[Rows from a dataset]
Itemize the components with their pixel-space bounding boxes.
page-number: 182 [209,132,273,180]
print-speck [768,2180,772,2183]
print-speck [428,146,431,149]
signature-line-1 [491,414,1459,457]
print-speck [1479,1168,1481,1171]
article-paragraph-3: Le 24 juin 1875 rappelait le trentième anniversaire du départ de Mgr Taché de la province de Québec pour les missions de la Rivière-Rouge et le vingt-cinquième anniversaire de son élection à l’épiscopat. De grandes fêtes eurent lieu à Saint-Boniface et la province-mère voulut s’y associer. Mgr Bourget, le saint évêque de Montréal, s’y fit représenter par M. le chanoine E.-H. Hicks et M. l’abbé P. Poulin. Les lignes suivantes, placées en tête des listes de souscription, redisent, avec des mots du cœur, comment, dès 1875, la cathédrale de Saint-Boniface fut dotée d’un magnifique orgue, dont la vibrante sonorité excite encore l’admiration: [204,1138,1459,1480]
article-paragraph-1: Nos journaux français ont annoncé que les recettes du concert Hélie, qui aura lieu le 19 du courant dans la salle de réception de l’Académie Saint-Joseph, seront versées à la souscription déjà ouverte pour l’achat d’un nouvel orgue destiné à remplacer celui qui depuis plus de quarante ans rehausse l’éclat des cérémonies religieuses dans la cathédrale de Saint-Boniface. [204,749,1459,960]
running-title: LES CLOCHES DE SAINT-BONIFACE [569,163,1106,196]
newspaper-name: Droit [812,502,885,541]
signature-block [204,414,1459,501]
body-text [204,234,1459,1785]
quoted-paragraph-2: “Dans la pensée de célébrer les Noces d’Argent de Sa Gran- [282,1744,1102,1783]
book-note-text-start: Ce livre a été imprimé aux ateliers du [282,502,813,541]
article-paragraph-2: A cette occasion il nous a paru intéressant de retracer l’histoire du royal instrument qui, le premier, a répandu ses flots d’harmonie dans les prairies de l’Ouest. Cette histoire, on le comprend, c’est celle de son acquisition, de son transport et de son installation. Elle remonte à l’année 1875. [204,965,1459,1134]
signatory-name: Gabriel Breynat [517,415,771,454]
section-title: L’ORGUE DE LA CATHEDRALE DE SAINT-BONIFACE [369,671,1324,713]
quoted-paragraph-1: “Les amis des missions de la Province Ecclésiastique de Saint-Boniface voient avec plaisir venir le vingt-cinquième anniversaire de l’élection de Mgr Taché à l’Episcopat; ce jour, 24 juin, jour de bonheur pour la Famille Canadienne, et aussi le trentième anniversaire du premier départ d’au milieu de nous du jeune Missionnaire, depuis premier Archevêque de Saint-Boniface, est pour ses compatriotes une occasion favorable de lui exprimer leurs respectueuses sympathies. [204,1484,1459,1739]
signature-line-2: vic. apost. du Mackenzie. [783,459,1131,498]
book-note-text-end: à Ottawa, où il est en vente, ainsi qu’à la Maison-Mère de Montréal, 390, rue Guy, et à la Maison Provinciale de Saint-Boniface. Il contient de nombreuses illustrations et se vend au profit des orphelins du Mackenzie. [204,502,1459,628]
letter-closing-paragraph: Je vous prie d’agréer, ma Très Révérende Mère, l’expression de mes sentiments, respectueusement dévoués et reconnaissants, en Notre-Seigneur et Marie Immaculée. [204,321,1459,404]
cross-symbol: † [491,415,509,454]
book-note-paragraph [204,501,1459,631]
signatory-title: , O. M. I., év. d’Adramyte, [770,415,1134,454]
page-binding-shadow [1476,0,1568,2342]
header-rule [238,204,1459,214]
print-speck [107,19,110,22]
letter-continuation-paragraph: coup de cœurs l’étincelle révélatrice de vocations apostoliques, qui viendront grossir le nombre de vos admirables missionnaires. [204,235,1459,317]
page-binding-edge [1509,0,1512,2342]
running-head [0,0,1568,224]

▶ Given task
Retype every line of the listing above without changing a single character.

▶ Response for this exercise
Itemize the components with their pixel-space bounding boxes.
page-number: 182 [209,132,273,180]
print-speck [768,2180,772,2183]
print-speck [428,146,431,149]
signature-line-1 [491,414,1459,457]
print-speck [1479,1168,1481,1171]
article-paragraph-3: Le 24 juin 1875 rappelait le trentième anniversaire du départ de Mgr Taché de la province de Québec pour les missions de la Rivière-Rouge et le vingt-cinquième anniversaire de son élection à l’épiscopat. De grandes fêtes eurent lieu à Saint-Boniface et la province-mère voulut s’y associer. Mgr Bourget, le saint évêque de Montréal, s’y fit représenter par M. le chanoine E.-H. Hicks et M. l’abbé P. Poulin. Les lignes suivantes, placées en tête des listes de souscription, redisent, avec des mots du cœur, comment, dès 1875, la cathédrale de Saint-Boniface fut dotée d’un magnifique orgue, dont la vibrante sonorité excite encore l’admiration: [204,1138,1459,1480]
article-paragraph-1: Nos journaux français ont annoncé que les recettes du concert Hélie, qui aura lieu le 19 du courant dans la salle de réception de l’Académie Saint-Joseph, seront versées à la souscription déjà ouverte pour l’achat d’un nouvel orgue destiné à remplacer celui qui depuis plus de quarante ans rehausse l’éclat des cérémonies religieuses dans la cathédrale de Saint-Boniface. [204,749,1459,960]
running-title: LES CLOCHES DE SAINT-BONIFACE [569,163,1106,196]
newspaper-name: Droit [812,502,885,541]
signature-block [204,414,1459,501]
body-text [204,234,1459,1785]
quoted-paragraph-2: “Dans la pensée de célébrer les Noces d’Argent de Sa Gran- [282,1744,1102,1783]
book-note-text-start: Ce livre a été imprimé aux ateliers du [282,502,813,541]
article-paragraph-2: A cette occasion il nous a paru intéressant de retracer l’histoire du royal instrument qui, le premier, a répandu ses flots d’harmonie dans les prairies de l’Ouest. Cette histoire, on le comprend, c’est celle de son acquisition, de son transport et de son installation. Elle remonte à l’année 1875. [204,965,1459,1134]
signatory-name: Gabriel Breynat [517,415,771,454]
section-title: L’ORGUE DE LA CATHEDRALE DE SAINT-BONIFACE [369,671,1324,713]
quoted-paragraph-1: “Les amis des missions de la Province Ecclésiastique de Saint-Boniface voient avec plaisir venir le vingt-cinquième anniversaire de l’élection de Mgr Taché à l’Episcopat; ce jour, 24 juin, jour de bonheur pour la Famille Canadienne, et aussi le trentième anniversaire du premier départ d’au milieu de nous du jeune Missionnaire, depuis premier Archevêque de Saint-Boniface, est pour ses compatriotes une occasion favorable de lui exprimer leurs respectueuses sympathies. [204,1484,1459,1739]
signature-line-2: vic. apost. du Mackenzie. [783,459,1131,498]
book-note-text-end: à Ottawa, où il est en vente, ainsi qu’à la Maison-Mère de Montréal, 390, rue Guy, et à la Maison Provinciale de Saint-Boniface. Il contient de nombreuses illustrations et se vend au profit des orphelins du Mackenzie. [204,502,1459,628]
letter-closing-paragraph: Je vous prie d’agréer, ma Très Révérende Mère, l’expression de mes sentiments, respectueusement dévoués et reconnaissants, en Notre-Seigneur et Marie Immaculée. [204,321,1459,404]
cross-symbol: † [491,415,509,454]
book-note-paragraph [204,501,1459,631]
signatory-title: , O. M. I., év. d’Adramyte, [770,415,1134,454]
page-binding-shadow [1476,0,1568,2342]
header-rule [238,204,1459,214]
print-speck [107,19,110,22]
letter-continuation-paragraph: coup de cœurs l’étincelle révélatrice de vocations apostoliques, qui viendront grossir le nombre de vos admirables missionnaires. [204,235,1459,317]
page-binding-edge [1509,0,1512,2342]
running-head [0,0,1568,224]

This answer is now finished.